What this task involves: Which lines in the material below contain the word "Jesús"? Copy each of them.

* Begin Given records *

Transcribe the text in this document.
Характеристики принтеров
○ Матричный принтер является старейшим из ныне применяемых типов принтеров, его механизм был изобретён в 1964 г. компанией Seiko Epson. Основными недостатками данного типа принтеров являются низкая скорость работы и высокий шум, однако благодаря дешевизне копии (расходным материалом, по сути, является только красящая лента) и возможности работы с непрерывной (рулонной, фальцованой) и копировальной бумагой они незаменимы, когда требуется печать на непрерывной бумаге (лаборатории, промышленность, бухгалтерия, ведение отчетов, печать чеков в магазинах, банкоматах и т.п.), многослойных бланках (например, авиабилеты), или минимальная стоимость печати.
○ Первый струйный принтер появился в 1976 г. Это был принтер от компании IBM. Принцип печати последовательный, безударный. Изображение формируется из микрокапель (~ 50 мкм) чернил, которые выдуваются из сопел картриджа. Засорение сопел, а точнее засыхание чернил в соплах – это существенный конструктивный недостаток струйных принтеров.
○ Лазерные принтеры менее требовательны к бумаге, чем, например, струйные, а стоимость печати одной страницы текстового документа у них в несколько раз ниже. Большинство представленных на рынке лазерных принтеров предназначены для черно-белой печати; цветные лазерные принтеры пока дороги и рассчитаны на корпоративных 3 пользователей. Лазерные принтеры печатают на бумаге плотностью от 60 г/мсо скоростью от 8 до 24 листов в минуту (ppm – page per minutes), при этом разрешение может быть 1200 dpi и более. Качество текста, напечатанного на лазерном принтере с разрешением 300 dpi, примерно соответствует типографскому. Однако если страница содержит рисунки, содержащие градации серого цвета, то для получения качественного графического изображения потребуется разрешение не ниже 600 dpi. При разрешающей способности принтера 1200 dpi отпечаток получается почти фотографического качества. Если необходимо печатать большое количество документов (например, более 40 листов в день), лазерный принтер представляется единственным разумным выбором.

* End Given records *
* Begin Given records *

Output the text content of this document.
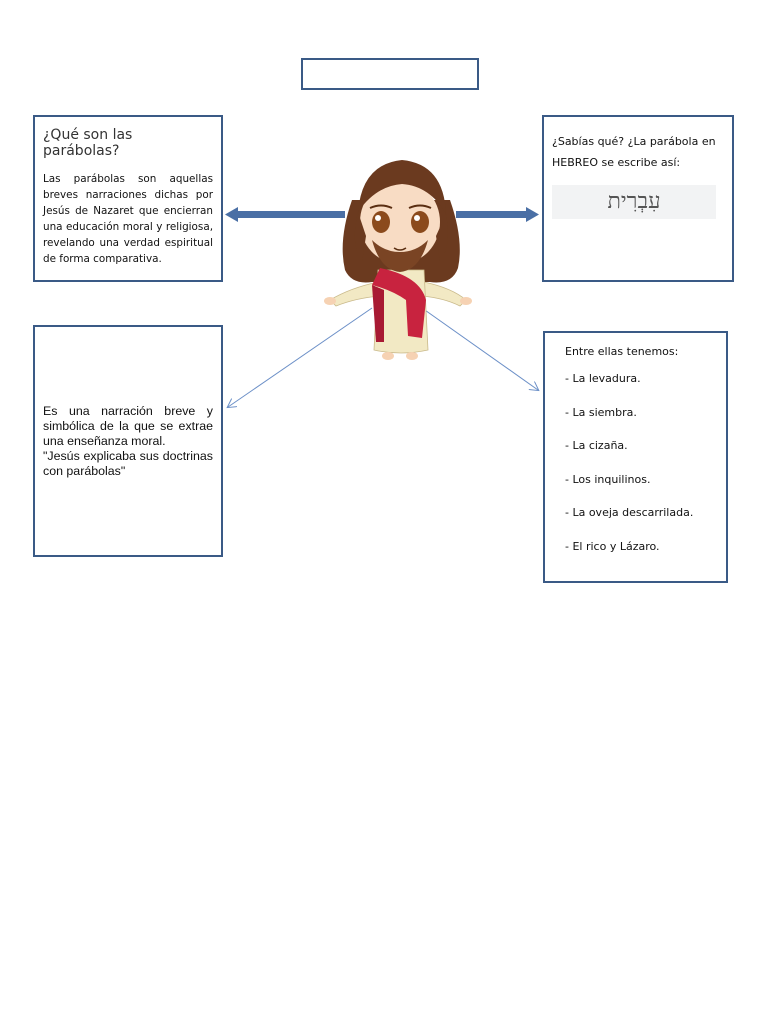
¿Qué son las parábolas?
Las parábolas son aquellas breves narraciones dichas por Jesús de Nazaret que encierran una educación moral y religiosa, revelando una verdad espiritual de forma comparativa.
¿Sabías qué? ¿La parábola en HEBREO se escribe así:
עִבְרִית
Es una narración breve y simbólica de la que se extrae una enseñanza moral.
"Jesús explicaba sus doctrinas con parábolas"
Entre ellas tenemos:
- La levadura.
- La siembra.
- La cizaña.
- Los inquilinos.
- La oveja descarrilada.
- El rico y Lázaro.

* End Given records *
* Begin Given records *

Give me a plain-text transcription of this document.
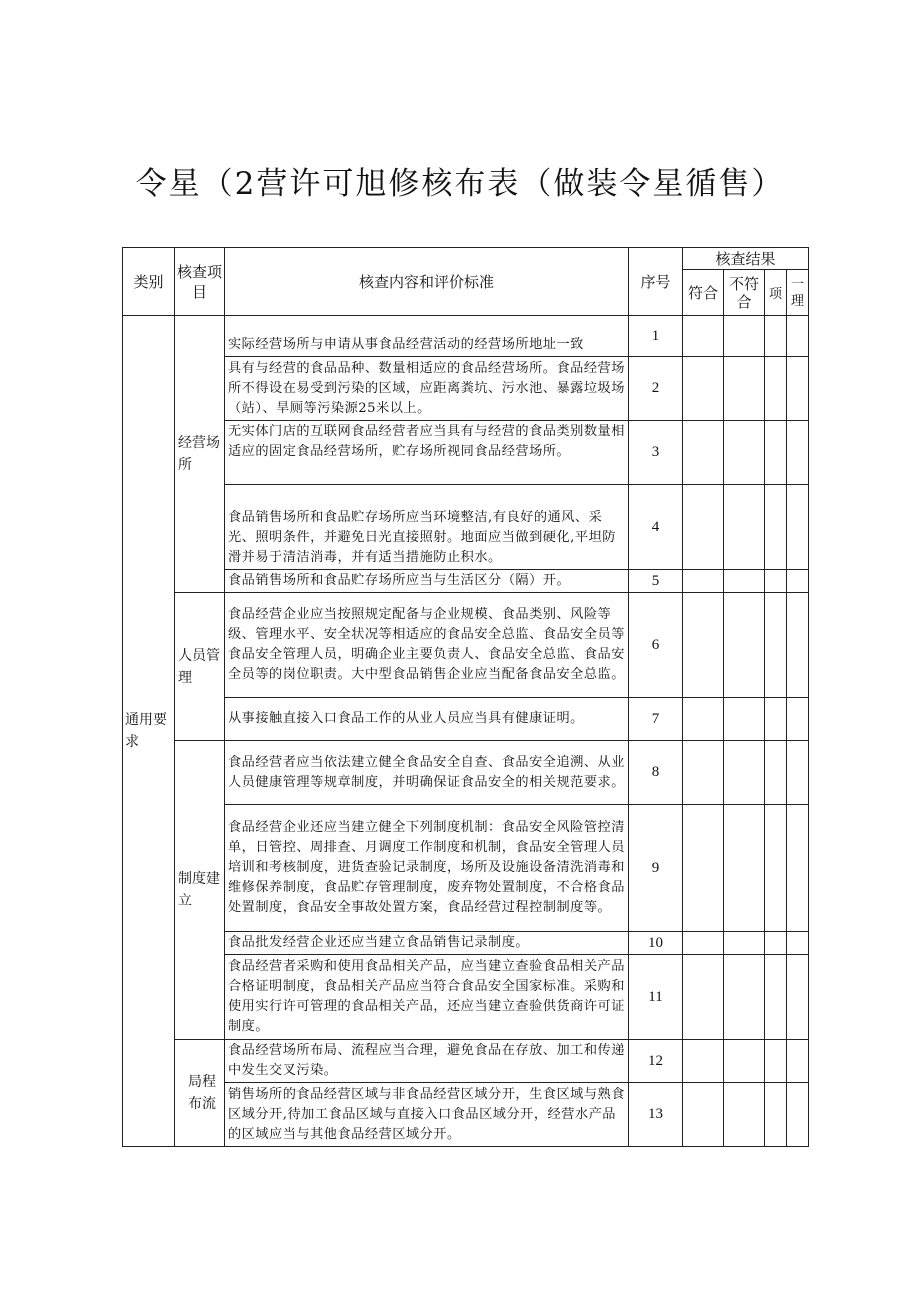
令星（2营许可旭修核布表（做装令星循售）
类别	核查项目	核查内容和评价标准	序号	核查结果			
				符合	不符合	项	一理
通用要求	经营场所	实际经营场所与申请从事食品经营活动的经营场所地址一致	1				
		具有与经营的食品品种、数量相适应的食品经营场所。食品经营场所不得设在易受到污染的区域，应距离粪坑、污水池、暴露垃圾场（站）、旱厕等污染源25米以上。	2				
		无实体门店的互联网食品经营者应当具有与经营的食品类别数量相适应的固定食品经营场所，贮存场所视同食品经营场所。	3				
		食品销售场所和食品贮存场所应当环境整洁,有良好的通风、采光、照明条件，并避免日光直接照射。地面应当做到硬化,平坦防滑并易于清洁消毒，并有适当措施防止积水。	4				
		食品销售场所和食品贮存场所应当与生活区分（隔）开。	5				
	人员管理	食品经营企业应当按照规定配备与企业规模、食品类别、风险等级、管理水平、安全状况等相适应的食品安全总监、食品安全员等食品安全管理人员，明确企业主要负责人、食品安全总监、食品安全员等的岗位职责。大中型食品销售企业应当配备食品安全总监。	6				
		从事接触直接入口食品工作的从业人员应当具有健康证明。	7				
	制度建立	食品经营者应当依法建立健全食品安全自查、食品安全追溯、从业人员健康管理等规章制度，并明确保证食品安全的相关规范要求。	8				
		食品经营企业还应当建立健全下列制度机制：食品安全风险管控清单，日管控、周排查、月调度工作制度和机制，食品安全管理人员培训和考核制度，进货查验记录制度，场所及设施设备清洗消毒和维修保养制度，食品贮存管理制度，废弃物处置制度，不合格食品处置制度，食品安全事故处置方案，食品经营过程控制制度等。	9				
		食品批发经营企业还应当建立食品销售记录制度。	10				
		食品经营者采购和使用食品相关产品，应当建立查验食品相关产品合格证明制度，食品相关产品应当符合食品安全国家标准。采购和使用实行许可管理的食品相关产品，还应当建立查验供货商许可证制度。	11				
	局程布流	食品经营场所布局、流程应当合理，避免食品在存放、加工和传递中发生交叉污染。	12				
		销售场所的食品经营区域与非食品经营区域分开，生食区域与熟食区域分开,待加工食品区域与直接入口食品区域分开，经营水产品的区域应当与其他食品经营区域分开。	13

* End Given records *

Output of the exercise:
Las parábolas son aquellas breves narraciones dichas por Jesús de Nazaret que encierran una educación moral y religiosa, revelando una verdad espiritual de forma comparativa.
"Jesús explicaba sus doctrinas con parábolas"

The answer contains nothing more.